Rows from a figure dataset
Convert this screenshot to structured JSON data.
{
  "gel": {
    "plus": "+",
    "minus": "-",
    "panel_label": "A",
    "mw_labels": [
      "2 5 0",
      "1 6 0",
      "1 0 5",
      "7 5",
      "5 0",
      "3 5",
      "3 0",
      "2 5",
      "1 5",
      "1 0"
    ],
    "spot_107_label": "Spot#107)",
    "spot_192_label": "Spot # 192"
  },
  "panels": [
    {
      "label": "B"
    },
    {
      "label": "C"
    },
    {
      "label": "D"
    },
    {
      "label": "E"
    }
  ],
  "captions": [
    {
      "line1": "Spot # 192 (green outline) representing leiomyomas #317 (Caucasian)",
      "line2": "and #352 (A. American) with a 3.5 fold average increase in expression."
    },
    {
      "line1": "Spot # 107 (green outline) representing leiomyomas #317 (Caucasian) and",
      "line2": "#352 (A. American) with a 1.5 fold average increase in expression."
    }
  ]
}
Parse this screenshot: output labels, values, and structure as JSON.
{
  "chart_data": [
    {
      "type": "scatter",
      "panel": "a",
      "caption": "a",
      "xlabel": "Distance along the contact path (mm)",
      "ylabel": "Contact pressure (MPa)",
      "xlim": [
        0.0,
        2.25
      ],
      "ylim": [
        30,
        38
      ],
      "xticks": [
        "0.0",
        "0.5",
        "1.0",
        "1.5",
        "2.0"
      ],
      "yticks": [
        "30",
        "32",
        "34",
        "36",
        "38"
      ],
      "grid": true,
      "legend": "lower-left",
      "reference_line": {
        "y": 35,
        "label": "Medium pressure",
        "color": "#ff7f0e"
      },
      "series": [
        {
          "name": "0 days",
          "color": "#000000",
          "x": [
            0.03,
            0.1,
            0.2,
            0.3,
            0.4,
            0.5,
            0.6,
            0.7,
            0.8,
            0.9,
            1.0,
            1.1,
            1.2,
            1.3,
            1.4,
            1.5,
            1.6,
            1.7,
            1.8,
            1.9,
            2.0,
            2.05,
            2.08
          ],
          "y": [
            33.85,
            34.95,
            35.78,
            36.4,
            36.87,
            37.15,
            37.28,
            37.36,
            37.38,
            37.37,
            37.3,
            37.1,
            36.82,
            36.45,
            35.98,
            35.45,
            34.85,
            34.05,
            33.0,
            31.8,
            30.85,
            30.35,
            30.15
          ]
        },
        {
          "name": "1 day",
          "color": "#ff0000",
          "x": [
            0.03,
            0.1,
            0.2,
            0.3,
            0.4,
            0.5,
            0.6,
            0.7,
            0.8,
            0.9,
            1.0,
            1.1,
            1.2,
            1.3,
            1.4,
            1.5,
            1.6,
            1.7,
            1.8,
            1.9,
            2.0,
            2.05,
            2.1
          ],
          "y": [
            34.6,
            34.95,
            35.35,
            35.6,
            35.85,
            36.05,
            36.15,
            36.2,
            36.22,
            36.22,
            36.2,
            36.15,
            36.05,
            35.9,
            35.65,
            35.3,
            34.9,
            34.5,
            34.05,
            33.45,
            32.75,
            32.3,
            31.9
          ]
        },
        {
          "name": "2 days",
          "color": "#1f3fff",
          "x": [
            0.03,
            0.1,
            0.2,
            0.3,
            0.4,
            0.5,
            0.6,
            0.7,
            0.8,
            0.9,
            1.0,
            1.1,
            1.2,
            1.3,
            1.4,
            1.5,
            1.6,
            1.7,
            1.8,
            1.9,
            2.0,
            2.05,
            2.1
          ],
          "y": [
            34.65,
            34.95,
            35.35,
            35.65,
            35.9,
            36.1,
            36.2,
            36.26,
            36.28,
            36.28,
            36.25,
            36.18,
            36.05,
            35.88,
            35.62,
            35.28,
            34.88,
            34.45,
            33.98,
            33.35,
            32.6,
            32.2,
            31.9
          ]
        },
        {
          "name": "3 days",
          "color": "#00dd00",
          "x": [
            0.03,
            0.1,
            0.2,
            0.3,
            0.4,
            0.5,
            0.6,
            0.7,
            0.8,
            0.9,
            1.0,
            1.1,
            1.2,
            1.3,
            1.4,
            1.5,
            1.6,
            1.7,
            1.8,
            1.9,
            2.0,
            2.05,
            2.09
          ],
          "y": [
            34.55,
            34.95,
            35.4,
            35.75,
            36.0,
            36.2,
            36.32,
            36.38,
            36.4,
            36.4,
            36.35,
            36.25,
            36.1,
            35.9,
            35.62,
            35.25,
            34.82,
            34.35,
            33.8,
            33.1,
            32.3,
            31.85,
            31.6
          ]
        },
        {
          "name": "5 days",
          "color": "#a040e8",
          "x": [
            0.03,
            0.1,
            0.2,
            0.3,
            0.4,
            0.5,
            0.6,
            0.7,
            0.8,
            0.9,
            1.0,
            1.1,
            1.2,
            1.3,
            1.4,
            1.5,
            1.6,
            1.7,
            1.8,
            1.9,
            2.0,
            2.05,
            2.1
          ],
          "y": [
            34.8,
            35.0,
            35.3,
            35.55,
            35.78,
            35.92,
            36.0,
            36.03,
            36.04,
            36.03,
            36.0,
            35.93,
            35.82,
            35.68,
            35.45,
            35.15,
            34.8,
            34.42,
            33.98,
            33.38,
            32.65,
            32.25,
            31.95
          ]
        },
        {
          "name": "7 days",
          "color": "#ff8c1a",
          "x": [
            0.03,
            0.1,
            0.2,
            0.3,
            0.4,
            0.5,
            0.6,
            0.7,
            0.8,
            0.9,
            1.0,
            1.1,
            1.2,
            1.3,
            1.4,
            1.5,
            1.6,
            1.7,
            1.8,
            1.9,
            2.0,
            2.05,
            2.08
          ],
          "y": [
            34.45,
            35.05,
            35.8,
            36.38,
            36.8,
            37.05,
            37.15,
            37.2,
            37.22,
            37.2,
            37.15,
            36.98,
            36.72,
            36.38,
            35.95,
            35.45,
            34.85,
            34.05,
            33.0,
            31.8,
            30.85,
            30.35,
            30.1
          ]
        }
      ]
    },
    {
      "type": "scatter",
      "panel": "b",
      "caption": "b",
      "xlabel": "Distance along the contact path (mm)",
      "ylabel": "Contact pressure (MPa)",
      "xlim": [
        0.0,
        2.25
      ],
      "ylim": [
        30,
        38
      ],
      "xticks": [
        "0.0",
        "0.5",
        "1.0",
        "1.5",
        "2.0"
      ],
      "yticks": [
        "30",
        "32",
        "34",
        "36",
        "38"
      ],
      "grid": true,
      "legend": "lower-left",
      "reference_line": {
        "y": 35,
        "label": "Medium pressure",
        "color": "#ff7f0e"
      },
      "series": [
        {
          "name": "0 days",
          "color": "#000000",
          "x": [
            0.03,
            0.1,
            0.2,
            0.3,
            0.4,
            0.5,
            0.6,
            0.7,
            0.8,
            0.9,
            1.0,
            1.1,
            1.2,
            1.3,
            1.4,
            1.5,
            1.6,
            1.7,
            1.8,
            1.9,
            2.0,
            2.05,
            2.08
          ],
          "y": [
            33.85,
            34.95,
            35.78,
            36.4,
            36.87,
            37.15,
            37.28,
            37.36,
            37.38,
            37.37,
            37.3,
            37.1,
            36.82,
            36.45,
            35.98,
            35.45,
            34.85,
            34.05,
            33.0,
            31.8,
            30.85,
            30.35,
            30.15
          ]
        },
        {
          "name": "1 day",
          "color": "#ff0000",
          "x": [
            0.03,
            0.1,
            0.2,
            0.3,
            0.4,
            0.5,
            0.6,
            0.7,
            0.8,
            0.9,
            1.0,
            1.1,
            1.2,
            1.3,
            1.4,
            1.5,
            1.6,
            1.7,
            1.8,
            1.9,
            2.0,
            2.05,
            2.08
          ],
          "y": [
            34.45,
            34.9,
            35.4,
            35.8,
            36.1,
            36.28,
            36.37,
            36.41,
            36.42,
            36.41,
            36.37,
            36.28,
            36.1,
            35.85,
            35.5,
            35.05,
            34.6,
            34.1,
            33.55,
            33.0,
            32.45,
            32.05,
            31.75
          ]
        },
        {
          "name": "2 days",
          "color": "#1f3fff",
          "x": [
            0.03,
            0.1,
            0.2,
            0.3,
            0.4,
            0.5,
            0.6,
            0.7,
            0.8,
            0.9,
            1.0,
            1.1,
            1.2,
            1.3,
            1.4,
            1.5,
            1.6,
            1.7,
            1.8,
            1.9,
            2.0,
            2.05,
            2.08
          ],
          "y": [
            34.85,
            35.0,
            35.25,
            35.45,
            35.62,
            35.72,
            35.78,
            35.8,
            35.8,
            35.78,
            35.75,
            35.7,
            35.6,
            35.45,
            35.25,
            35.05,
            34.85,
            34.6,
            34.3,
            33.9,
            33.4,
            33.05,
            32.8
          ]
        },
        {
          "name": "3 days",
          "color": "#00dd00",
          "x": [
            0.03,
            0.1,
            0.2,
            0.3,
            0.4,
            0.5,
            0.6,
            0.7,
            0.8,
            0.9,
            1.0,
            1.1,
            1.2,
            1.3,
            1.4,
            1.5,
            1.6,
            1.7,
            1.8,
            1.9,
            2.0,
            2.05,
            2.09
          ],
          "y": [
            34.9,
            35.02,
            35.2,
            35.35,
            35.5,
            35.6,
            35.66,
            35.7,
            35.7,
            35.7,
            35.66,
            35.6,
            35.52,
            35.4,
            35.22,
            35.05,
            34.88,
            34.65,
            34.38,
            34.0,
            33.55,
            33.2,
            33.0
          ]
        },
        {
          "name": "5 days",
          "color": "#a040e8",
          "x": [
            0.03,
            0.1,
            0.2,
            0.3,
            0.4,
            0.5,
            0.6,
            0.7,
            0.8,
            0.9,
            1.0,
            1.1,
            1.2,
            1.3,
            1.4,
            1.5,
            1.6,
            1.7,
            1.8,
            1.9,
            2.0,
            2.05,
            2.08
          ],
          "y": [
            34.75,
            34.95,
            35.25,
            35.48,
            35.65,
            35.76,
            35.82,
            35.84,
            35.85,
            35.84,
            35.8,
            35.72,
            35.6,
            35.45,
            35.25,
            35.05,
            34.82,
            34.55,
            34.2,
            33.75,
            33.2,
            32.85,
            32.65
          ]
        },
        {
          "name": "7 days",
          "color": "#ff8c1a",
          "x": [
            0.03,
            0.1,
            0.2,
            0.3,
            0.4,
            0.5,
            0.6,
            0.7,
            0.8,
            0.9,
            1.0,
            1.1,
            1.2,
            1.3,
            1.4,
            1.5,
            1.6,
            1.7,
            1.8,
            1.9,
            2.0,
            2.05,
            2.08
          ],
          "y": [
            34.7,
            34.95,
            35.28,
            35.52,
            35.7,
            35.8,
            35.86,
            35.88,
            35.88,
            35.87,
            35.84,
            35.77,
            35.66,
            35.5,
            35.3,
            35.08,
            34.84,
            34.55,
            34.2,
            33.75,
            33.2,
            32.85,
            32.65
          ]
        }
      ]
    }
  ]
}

◆ GIVEN REQUEST: Copy each line of the listing that contains the string "fold".

◆ RESPONSE:
      "line2": "and #352 (A. American) with a 3.5 fold average increase in expression."
      "line2": "#352 (A. American) with a 1.5 fold average increase in expression."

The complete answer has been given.